Written request |
Where a line holds the string "mais", return that line.

(Data excerpts)
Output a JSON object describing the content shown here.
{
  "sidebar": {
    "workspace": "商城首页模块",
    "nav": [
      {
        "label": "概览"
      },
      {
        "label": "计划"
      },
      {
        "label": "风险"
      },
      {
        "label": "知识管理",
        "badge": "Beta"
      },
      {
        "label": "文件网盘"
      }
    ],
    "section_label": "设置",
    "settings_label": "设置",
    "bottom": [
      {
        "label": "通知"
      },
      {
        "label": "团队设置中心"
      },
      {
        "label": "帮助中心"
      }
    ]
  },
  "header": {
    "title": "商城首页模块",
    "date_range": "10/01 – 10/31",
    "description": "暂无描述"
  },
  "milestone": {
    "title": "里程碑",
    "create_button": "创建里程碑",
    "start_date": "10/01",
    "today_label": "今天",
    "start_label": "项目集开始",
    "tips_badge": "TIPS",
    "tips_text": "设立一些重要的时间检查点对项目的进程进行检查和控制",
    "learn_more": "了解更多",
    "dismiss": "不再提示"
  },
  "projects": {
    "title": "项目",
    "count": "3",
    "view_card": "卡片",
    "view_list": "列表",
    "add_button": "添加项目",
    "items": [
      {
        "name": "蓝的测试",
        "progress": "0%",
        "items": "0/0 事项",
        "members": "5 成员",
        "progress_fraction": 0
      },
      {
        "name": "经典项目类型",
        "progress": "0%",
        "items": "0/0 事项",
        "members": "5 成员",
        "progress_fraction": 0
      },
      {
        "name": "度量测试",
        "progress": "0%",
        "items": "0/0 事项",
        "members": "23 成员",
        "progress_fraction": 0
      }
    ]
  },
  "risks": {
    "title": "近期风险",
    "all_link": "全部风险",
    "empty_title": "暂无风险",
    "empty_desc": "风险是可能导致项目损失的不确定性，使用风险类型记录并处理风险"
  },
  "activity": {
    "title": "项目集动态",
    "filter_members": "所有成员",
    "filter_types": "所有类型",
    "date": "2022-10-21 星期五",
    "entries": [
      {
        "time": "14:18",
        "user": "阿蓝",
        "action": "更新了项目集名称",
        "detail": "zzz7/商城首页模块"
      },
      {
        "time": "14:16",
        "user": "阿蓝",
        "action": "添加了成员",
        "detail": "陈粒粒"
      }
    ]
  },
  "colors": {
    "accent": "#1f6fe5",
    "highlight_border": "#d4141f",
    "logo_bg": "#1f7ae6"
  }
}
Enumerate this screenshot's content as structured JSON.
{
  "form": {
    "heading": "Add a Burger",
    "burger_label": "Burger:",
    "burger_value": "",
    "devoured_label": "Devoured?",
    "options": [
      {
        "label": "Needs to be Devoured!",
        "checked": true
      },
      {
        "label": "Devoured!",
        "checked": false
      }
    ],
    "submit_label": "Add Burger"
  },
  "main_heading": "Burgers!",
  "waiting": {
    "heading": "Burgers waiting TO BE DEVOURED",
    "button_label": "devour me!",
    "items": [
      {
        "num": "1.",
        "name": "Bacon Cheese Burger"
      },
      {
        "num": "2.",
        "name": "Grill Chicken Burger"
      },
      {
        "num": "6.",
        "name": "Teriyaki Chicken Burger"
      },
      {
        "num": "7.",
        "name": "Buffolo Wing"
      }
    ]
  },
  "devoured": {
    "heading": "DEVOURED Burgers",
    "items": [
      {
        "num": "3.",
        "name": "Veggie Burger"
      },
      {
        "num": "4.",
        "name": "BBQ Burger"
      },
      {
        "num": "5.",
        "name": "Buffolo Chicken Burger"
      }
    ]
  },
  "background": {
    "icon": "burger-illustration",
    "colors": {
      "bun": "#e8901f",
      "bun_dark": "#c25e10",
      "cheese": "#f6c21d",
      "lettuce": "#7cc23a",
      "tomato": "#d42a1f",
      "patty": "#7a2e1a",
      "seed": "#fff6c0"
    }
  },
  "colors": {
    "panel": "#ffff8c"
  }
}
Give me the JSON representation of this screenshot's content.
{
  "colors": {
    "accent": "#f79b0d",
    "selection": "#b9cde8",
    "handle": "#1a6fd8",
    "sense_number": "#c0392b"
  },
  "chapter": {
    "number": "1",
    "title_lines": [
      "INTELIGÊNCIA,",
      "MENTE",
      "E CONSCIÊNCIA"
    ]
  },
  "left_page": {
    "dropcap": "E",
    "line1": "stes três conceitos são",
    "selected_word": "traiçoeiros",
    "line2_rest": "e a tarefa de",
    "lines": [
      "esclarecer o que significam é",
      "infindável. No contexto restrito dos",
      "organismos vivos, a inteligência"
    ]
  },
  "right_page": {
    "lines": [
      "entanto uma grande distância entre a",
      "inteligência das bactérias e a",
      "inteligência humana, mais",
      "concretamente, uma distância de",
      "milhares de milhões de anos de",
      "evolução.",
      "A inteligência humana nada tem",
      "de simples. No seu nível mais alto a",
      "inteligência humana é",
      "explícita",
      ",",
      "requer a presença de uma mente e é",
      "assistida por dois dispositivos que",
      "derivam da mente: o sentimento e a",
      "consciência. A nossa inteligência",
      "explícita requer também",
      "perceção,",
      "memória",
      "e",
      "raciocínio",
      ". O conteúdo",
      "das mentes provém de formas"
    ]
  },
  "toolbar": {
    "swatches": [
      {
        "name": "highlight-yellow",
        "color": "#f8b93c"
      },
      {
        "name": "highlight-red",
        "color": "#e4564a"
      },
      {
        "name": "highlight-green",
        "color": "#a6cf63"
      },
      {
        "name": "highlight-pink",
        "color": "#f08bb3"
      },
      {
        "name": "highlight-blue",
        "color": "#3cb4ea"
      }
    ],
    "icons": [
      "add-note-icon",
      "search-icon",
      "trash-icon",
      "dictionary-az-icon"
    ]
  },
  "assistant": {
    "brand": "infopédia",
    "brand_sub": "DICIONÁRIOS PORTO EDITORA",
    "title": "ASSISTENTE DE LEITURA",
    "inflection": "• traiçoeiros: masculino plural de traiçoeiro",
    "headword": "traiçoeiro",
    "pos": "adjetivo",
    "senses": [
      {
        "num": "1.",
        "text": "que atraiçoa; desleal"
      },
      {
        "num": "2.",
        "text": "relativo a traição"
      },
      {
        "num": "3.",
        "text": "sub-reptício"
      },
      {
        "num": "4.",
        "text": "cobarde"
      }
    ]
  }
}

Worked solution |
      "inteligência humana, mais",
      "de simples. No seu nível mais alto a",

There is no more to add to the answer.